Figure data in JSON
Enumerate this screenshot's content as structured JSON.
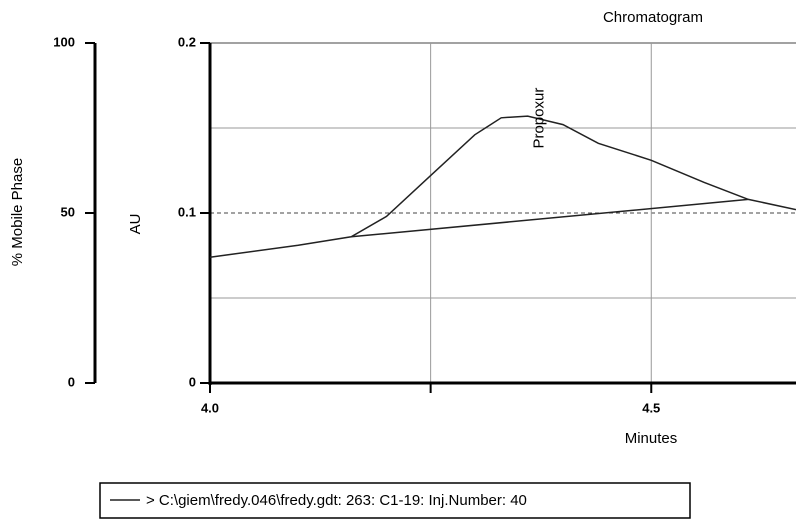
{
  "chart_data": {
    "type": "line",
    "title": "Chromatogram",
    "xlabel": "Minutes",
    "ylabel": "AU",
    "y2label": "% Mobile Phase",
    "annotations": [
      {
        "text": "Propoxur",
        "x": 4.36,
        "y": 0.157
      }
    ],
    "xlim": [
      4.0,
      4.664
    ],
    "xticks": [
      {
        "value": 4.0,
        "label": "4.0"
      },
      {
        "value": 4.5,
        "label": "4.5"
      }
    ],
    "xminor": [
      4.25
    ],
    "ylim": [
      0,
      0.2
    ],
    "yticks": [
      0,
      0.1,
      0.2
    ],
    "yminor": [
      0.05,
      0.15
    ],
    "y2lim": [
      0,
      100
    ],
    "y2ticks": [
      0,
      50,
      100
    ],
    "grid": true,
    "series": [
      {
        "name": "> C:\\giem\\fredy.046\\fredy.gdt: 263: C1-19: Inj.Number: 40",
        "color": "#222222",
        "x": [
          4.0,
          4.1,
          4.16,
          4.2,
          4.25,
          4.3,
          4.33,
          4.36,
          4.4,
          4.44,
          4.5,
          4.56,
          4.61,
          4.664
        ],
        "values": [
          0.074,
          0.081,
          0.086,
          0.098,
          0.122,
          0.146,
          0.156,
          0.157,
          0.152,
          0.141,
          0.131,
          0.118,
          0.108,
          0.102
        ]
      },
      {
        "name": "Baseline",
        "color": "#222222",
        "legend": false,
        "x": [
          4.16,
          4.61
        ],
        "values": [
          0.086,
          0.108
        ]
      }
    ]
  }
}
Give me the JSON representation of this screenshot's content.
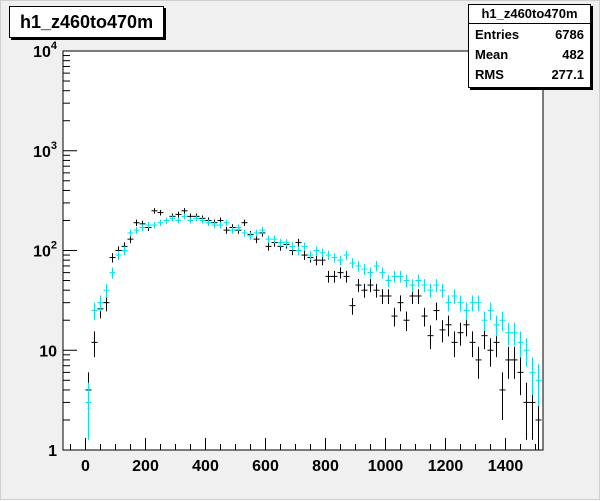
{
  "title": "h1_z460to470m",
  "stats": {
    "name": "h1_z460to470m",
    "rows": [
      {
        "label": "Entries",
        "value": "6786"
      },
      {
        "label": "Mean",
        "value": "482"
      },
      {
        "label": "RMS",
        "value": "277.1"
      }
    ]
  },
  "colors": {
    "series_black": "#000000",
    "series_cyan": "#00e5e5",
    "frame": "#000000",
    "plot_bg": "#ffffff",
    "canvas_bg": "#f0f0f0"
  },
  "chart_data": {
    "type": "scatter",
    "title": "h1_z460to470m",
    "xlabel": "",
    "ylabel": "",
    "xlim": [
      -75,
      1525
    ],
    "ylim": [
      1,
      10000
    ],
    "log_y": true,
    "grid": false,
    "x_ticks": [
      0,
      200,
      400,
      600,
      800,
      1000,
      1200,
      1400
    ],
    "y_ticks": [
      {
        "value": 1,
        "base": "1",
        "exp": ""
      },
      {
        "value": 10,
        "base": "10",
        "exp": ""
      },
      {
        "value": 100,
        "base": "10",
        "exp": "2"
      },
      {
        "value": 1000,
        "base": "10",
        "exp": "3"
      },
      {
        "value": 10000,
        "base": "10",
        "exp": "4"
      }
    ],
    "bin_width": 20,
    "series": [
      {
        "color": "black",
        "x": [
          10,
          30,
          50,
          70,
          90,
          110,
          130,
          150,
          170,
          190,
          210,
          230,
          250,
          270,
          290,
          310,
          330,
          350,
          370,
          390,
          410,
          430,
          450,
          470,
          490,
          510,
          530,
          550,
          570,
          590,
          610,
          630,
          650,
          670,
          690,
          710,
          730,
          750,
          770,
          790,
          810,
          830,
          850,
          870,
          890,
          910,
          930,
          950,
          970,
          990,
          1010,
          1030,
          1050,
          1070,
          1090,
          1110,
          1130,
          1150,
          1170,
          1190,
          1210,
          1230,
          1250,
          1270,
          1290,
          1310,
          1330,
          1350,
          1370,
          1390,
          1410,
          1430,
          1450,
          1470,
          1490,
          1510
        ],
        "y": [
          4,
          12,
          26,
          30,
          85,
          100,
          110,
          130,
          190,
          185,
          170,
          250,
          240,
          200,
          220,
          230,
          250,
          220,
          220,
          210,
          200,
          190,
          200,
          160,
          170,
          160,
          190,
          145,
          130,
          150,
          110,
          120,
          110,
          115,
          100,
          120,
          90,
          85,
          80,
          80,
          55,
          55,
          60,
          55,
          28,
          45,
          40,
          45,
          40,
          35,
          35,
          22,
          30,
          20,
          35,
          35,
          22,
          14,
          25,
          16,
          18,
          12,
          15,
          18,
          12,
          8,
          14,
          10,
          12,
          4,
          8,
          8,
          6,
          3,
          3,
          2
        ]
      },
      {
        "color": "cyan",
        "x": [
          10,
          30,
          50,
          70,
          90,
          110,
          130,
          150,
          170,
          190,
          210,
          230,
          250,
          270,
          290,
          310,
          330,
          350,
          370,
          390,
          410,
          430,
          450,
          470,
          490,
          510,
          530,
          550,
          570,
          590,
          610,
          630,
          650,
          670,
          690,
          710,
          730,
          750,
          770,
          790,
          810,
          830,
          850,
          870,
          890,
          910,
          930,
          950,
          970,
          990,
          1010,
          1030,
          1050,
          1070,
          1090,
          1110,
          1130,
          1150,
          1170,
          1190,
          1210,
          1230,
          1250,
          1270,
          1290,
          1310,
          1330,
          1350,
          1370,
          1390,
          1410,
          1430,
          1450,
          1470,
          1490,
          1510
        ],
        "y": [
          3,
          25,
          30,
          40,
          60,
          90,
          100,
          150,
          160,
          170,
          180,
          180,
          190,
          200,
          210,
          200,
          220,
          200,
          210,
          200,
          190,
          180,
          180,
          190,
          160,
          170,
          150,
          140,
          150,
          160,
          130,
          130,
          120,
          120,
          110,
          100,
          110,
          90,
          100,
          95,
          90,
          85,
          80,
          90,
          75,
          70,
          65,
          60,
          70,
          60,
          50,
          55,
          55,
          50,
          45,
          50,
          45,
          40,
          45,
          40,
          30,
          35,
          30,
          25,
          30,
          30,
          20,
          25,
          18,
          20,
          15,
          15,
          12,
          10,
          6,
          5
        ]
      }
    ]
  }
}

GIVEN TASK: Reproduce the whole listing above word for word, but not its pictures.

FINISHED TASK:
Enumerate this screenshot's content as structured JSON.
{
  "chart_data": {
    "type": "line",
    "title": "Chromatogram",
    "xlabel": "Minutes",
    "ylabel": "AU",
    "y2label": "% Mobile Phase",
    "annotations": [
      {
        "text": "Propoxur",
        "x": 4.36,
        "y": 0.157
      }
    ],
    "xlim": [
      4.0,
      4.664
    ],
    "xticks": [
      {
        "value": 4.0,
        "label": "4.0"
      },
      {
        "value": 4.5,
        "label": "4.5"
      }
    ],
    "xminor": [
      4.25
    ],
    "ylim": [
      0,
      0.2
    ],
    "yticks": [
      0,
      0.1,
      0.2
    ],
    "yminor": [
      0.05,
      0.15
    ],
    "y2lim": [
      0,
      100
    ],
    "y2ticks": [
      0,
      50,
      100
    ],
    "grid": true,
    "series": [
      {
        "name": "> C:\\giem\\fredy.046\\fredy.gdt: 263: C1-19: Inj.Number: 40",
        "color": "#222222",
        "x": [
          4.0,
          4.1,
          4.16,
          4.2,
          4.25,
          4.3,
          4.33,
          4.36,
          4.4,
          4.44,
          4.5,
          4.56,
          4.61,
          4.664
        ],
        "values": [
          0.074,
          0.081,
          0.086,
          0.098,
          0.122,
          0.146,
          0.156,
          0.157,
          0.152,
          0.141,
          0.131,
          0.118,
          0.108,
          0.102
        ]
      },
      {
        "name": "Baseline",
        "color": "#222222",
        "legend": false,
        "x": [
          4.16,
          4.61
        ],
        "values": [
          0.086,
          0.108
        ]
      }
    ]
  }
}
Give me the JSON representation of this screenshot's content.
{
  "title": "h1_z460to470m",
  "stats": {
    "name": "h1_z460to470m",
    "rows": [
      {
        "label": "Entries",
        "value": "6786"
      },
      {
        "label": "Mean",
        "value": "482"
      },
      {
        "label": "RMS",
        "value": "277.1"
      }
    ]
  },
  "colors": {
    "series_black": "#000000",
    "series_cyan": "#00e5e5",
    "frame": "#000000",
    "plot_bg": "#ffffff",
    "canvas_bg": "#f0f0f0"
  },
  "chart_data": {
    "type": "scatter",
    "title": "h1_z460to470m",
    "xlabel": "",
    "ylabel": "",
    "xlim": [
      -75,
      1525
    ],
    "ylim": [
      1,
      10000
    ],
    "log_y": true,
    "grid": false,
    "x_ticks": [
      0,
      200,
      400,
      600,
      800,
      1000,
      1200,
      1400
    ],
    "y_ticks": [
      {
        "value": 1,
        "base": "1",
        "exp": ""
      },
      {
        "value": 10,
        "base": "10",
        "exp": ""
      },
      {
        "value": 100,
        "base": "10",
        "exp": "2"
      },
      {
        "value": 1000,
        "base": "10",
        "exp": "3"
      },
      {
        "value": 10000,
        "base": "10",
        "exp": "4"
      }
    ],
    "bin_width": 20,
    "series": [
      {
        "color": "black",
        "x": [
          10,
          30,
          50,
          70,
          90,
          110,
          130,
          150,
          170,
          190,
          210,
          230,
          250,
          270,
          290,
          310,
          330,
          350,
          370,
          390,
          410,
          430,
          450,
          470,
          490,
          510,
          530,
          550,
          570,
          590,
          610,
          630,
          650,
          670,
          690,
          710,
          730,
          750,
          770,
          790,
          810,
          830,
          850,
          870,
          890,
          910,
          930,
          950,
          970,
          990,
          1010,
          1030,
          1050,
          1070,
          1090,
          1110,
          1130,
          1150,
          1170,
          1190,
          1210,
          1230,
          1250,
          1270,
          1290,
          1310,
          1330,
          1350,
          1370,
          1390,
          1410,
          1430,
          1450,
          1470,
          1490,
          1510
        ],
        "y": [
          4,
          12,
          26,
          30,
          85,
          100,
          110,
          130,
          190,
          185,
          170,
          250,
          240,
          200,
          220,
          230,
          250,
          220,
          220,
          210,
          200,
          190,
          200,
          160,
          170,
          160,
          190,
          145,
          130,
          150,
          110,
          120,
          110,
          115,
          100,
          120,
          90,
          85,
          80,
          80,
          55,
          55,
          60,
          55,
          28,
          45,
          40,
          45,
          40,
          35,
          35,
          22,
          30,
          20,
          35,
          35,
          22,
          14,
          25,
          16,
          18,
          12,
          15,
          18,
          12,
          8,
          14,
          10,
          12,
          4,
          8,
          8,
          6,
          3,
          3,
          2
        ]
      },
      {
        "color": "cyan",
        "x": [
          10,
          30,
          50,
          70,
          90,
          110,
          130,
          150,
          170,
          190,
          210,
          230,
          250,
          270,
          290,
          310,
          330,
          350,
          370,
          390,
          410,
          430,
          450,
          470,
          490,
          510,
          530,
          550,
          570,
          590,
          610,
          630,
          650,
          670,
          690,
          710,
          730,
          750,
          770,
          790,
          810,
          830,
          850,
          870,
          890,
          910,
          930,
          950,
          970,
          990,
          1010,
          1030,
          1050,
          1070,
          1090,
          1110,
          1130,
          1150,
          1170,
          1190,
          1210,
          1230,
          1250,
          1270,
          1290,
          1310,
          1330,
          1350,
          1370,
          1390,
          1410,
          1430,
          1450,
          1470,
          1490,
          1510
        ],
        "y": [
          3,
          25,
          30,
          40,
          60,
          90,
          100,
          150,
          160,
          170,
          180,
          180,
          190,
          200,
          210,
          200,
          220,
          200,
          210,
          200,
          190,
          180,
          180,
          190,
          160,
          170,
          150,
          140,
          150,
          160,
          130,
          130,
          120,
          120,
          110,
          100,
          110,
          90,
          100,
          95,
          90,
          85,
          80,
          90,
          75,
          70,
          65,
          60,
          70,
          60,
          50,
          55,
          55,
          50,
          45,
          50,
          45,
          40,
          45,
          40,
          30,
          35,
          30,
          25,
          30,
          30,
          20,
          25,
          18,
          20,
          15,
          15,
          12,
          10,
          6,
          5
        ]
      }
    ]
  }
}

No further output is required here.